-- What you should do --
Extract every line below that contains the word "Запарина".

-- Data extract --
════════

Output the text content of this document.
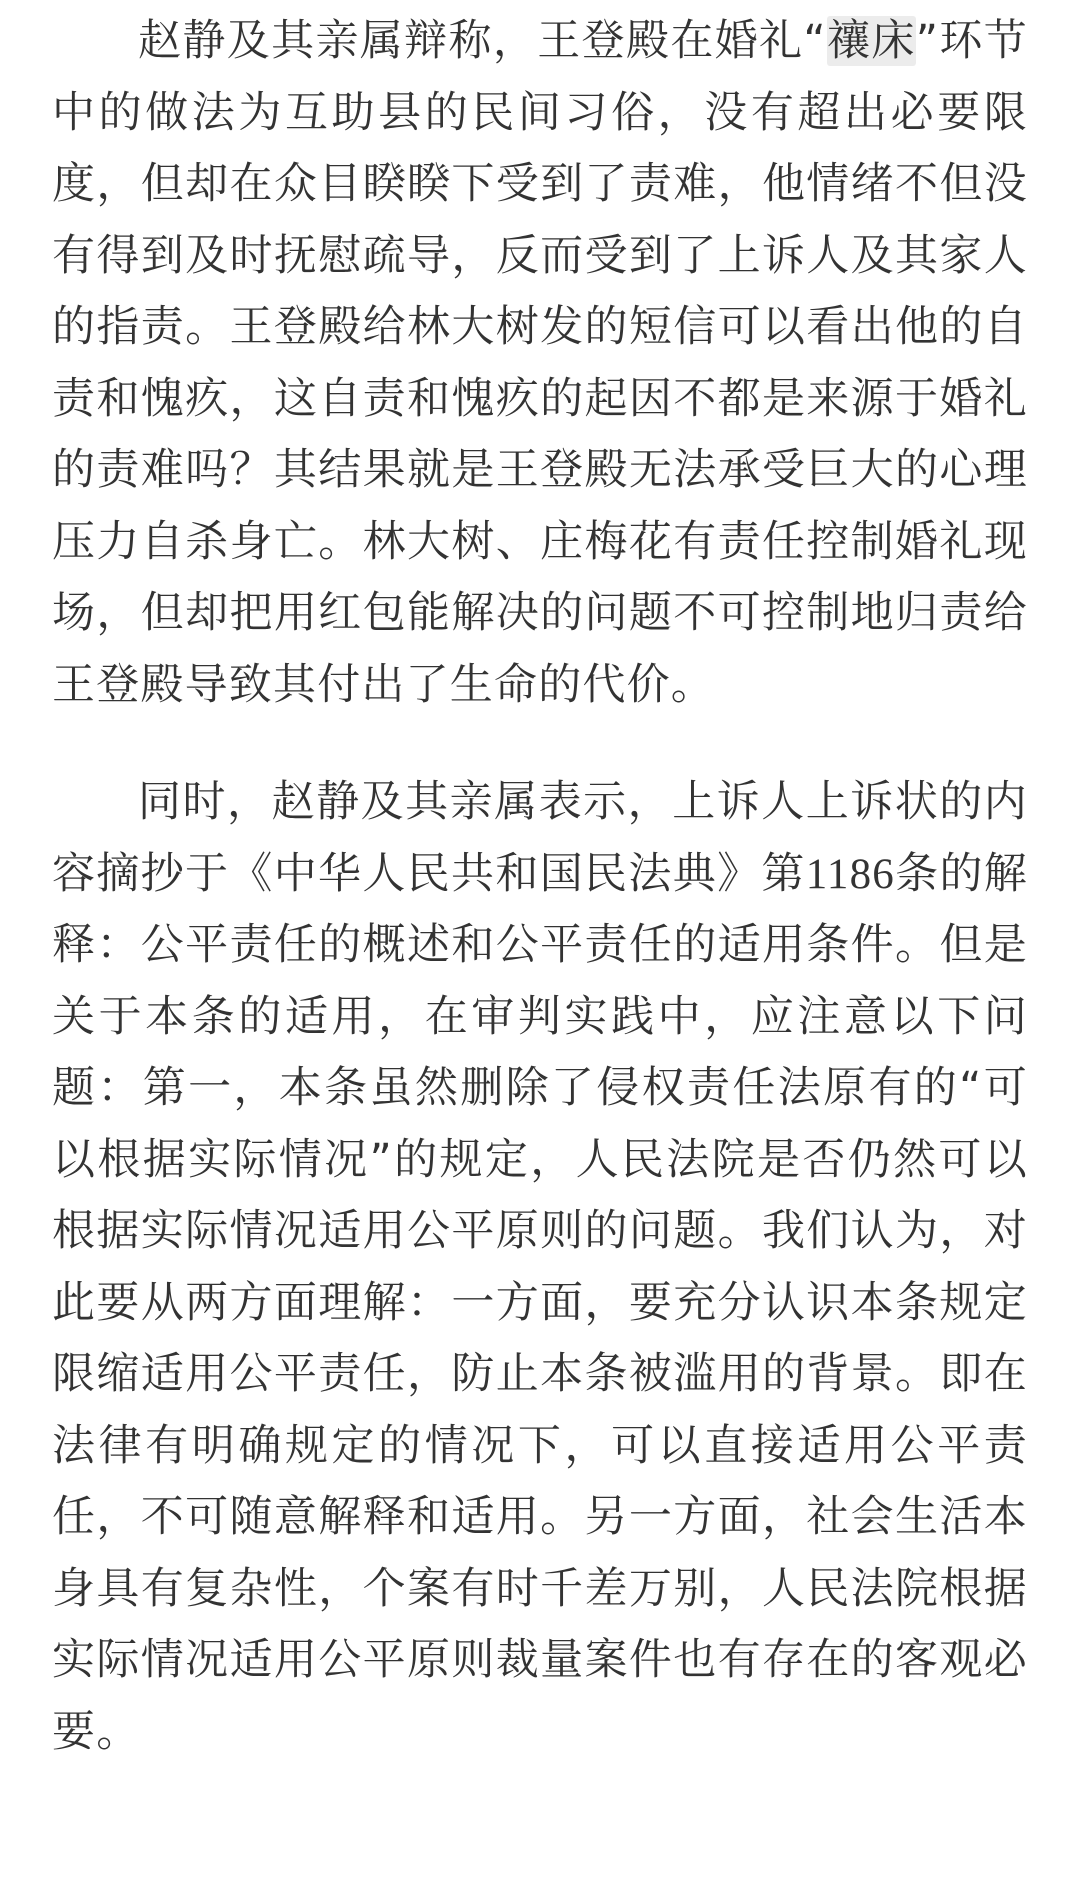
赵静及其亲属辩称，王登殿在婚礼“禳床”环节中的做法为互助县的民间习俗，没有超出必要限度，但却在众目睽睽下受到了责难，他情绪不但没有得到及时抚慰疏导，反而受到了上诉人及其家人的指责。王登殿给林大树发的短信可以看出他的自责和愧疚，这自责和愧疚的起因不都是来源于婚礼的责难吗？其结果就是王登殿无法承受巨大的心理压力自杀身亡。林大树、庄梅花有责任控制婚礼现场，但却把用红包能解决的问题不可控制地归责给王登殿导致其付出了生命的代价。

同时，赵静及其亲属表示，上诉人上诉状的内容摘抄于《中华人民共和国民法典》第1186条的解释：公平责任的概述和公平责任的适用条件。但是关于本条的适用，在审判实践中，应注意以下问题：第一，本条虽然删除了侵权责任法原有的“可以根据实际情况”的规定，人民法院是否仍然可以根据实际情况适用公平原则的问题。我们认为，对此要从两方面理解：一方面，要充分认识本条规定限缩适用公平责任，防止本条被滥用的背景。即在法律有明确规定的情况下，可以直接适用公平责任，不可随意解释和适用。另一方面，社会生活本身具有复杂性，个案有时千差万别，人民法院根据实际情况适用公平原则裁量案件也有存在的客观必要。
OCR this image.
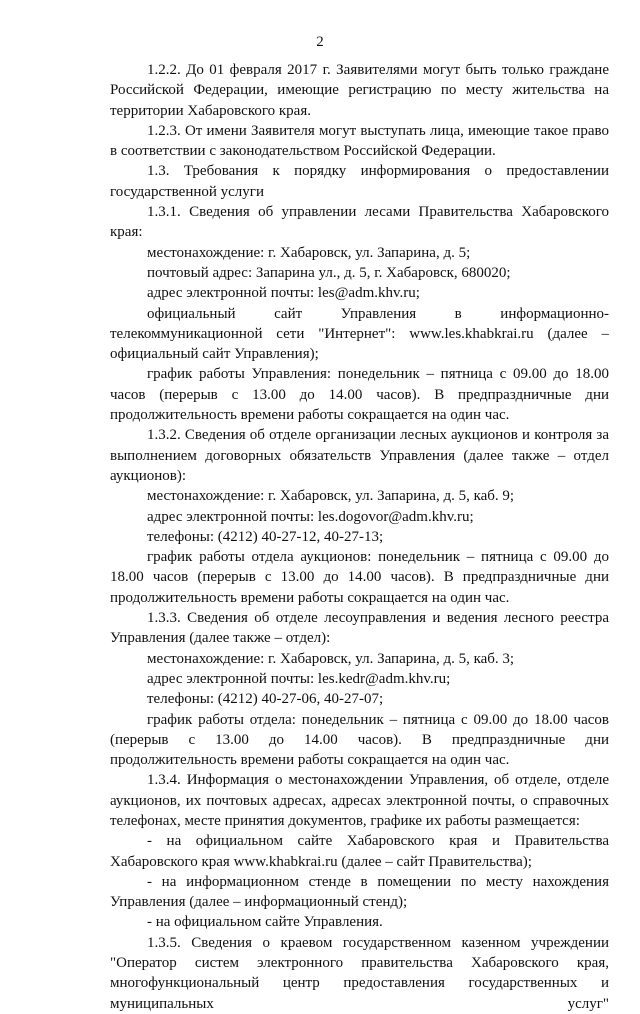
2

1.2.2. До 01 февраля 2017 г. Заявителями могут быть только граждане Российской Федерации, имеющие регистрацию по месту жительства на территории Хабаровского края.

1.2.3. От имени Заявителя могут выступать лица, имеющие такое право в соответствии с законодательством Российской Федерации.

1.3. Требования к порядку информирования о предоставлении государственной услуги

1.3.1. Сведения об управлении лесами Правительства Хабаровского края:

местонахождение: г. Хабаровск, ул. Запарина, д. 5;

почтовый адрес: Запарина ул., д. 5, г. Хабаровск, 680020;

адрес электронной почты: les@adm.khv.ru;

официальный сайт Управления в информационно-телекоммуникационной сети "Интернет": www.les.khabkrai.ru (далее – официальный сайт Управления);

график работы Управления: понедельник – пятница с 09.00 до 18.00 часов (перерыв с 13.00 до 14.00 часов). В предпраздничные дни продолжительность времени работы сокращается на один час.

1.3.2. Сведения об отделе организации лесных аукционов и контроля за выполнением договорных обязательств Управления (далее также – отдел аукционов):

местонахождение: г. Хабаровск, ул. Запарина, д. 5, каб. 9;

адрес электронной почты: les.dogovor@adm.khv.ru;

телефоны: (4212) 40-27-12, 40-27-13;

график работы отдела аукционов: понедельник – пятница с 09.00 до 18.00 часов (перерыв с 13.00 до 14.00 часов). В предпраздничные дни продолжительность времени работы сокращается на один час.

1.3.3. Сведения об отделе лесоуправления и ведения лесного реестра Управления (далее также – отдел):

местонахождение: г. Хабаровск, ул. Запарина, д. 5, каб. 3;

адрес электронной почты: les.kedr@adm.khv.ru;

телефоны: (4212) 40-27-06, 40-27-07;

график работы отдела: понедельник – пятница с 09.00 до 18.00 часов (перерыв с 13.00 до 14.00 часов). В предпраздничные дни продолжительность времени работы сокращается на один час.

1.3.4. Информация о местонахождении Управления, об отделе, отделе аукционов, их почтовых адресах, адресах электронной почты, о справочных телефонах, месте принятия документов, графике их работы размещается:

- на официальном сайте Хабаровского края и Правительства Хабаровского края www.khabkrai.ru (далее – сайт Правительства);

- на информационном стенде в помещении по месту нахождения Управления (далее – информационный стенд);

- на официальном сайте Управления.

1.3.5. Сведения о краевом государственном казенном учреждении "Оператор систем электронного правительства Хабаровского края, многофункциональный центр предоставления государственных и муниципальных услуг"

════════

-- Task answer --
местонахождение: г. Хабаровск, ул. Запарина, д. 5;
почтовый адрес: Запарина ул., д. 5, г. Хабаровск, 680020;
местонахождение: г. Хабаровск, ул. Запарина, д. 5, каб. 9;
местонахождение: г. Хабаровск, ул. Запарина, д. 5, каб. 3;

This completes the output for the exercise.